### Exercise details:
Images must not appear in your copy; reproduce every other part of the records exactly.

### Dataset content:
************
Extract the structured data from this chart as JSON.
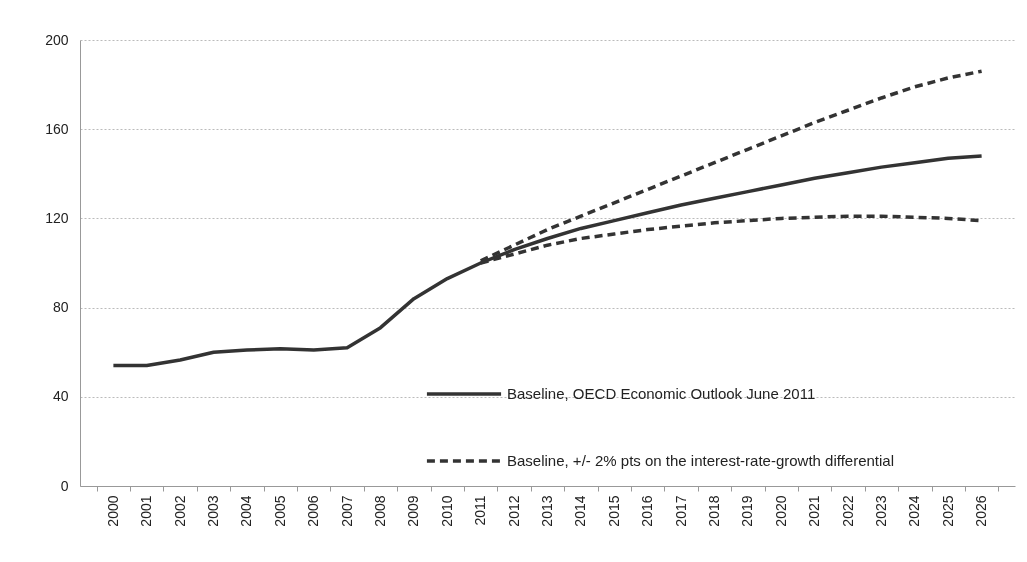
{
  "chart_data": {
    "type": "line",
    "categories": [
      "2000",
      "2001",
      "2002",
      "2003",
      "2004",
      "2005",
      "2006",
      "2007",
      "2008",
      "2009",
      "2010",
      "2011",
      "2012",
      "2013",
      "2014",
      "2015",
      "2016",
      "2017",
      "2018",
      "2019",
      "2020",
      "2021",
      "2022",
      "2023",
      "2024",
      "2025",
      "2026"
    ],
    "ylim": [
      0,
      200
    ],
    "yticks": [
      0,
      40,
      80,
      120,
      160,
      200
    ],
    "grid": "y",
    "legend": "bottom right",
    "series": [
      {
        "name": "Baseline, OECD Economic Outlook June 2011",
        "color": "#333333",
        "line_style": "solid",
        "values": [
          54,
          54,
          56.5,
          60,
          61,
          61.5,
          61,
          62,
          71,
          84,
          93,
          100,
          106,
          111,
          115.5,
          119,
          122.5,
          126,
          129,
          132,
          135,
          138,
          140.5,
          143,
          145,
          147,
          148
        ]
      },
      {
        "name": "Baseline, +/- 2% pts on the interest-rate-growth differential",
        "color": "#333333",
        "line_style": "dashed",
        "values": [
          null,
          null,
          null,
          null,
          null,
          null,
          null,
          null,
          null,
          null,
          null,
          101,
          108,
          115,
          121,
          127,
          133,
          139,
          145,
          151,
          157,
          163,
          168.5,
          174,
          179,
          183,
          186
        ]
      },
      {
        "color": "#333333",
        "line_style": "dashed",
        "values": [
          null,
          null,
          null,
          null,
          null,
          null,
          null,
          null,
          null,
          null,
          null,
          100,
          104,
          108,
          111,
          113,
          115,
          116.5,
          118,
          119,
          120,
          120.5,
          121,
          121,
          120.5,
          120,
          119
        ]
      }
    ]
  }
}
************
### Exercise solution:
Extract the structured data from this chart as JSON.
{
  "chart_data": {
    "type": "line",
    "categories": [
      "2000",
      "2001",
      "2002",
      "2003",
      "2004",
      "2005",
      "2006",
      "2007",
      "2008",
      "2009",
      "2010",
      "2011",
      "2012",
      "2013",
      "2014",
      "2015",
      "2016",
      "2017",
      "2018",
      "2019",
      "2020",
      "2021",
      "2022",
      "2023",
      "2024",
      "2025",
      "2026"
    ],
    "ylim": [
      0,
      200
    ],
    "yticks": [
      0,
      40,
      80,
      120,
      160,
      200
    ],
    "grid": "y",
    "legend": "bottom right",
    "series": [
      {
        "name": "Baseline, OECD Economic Outlook June 2011",
        "color": "#333333",
        "line_style": "solid",
        "values": [
          54,
          54,
          56.5,
          60,
          61,
          61.5,
          61,
          62,
          71,
          84,
          93,
          100,
          106,
          111,
          115.5,
          119,
          122.5,
          126,
          129,
          132,
          135,
          138,
          140.5,
          143,
          145,
          147,
          148
        ]
      },
      {
        "name": "Baseline, +/- 2% pts on the interest-rate-growth differential",
        "color": "#333333",
        "line_style": "dashed",
        "values": [
          null,
          null,
          null,
          null,
          null,
          null,
          null,
          null,
          null,
          null,
          null,
          101,
          108,
          115,
          121,
          127,
          133,
          139,
          145,
          151,
          157,
          163,
          168.5,
          174,
          179,
          183,
          186
        ]
      },
      {
        "color": "#333333",
        "line_style": "dashed",
        "values": [
          null,
          null,
          null,
          null,
          null,
          null,
          null,
          null,
          null,
          null,
          null,
          100,
          104,
          108,
          111,
          113,
          115,
          116.5,
          118,
          119,
          120,
          120.5,
          121,
          121,
          120.5,
          120,
          119
        ]
      }
    ]
  }
}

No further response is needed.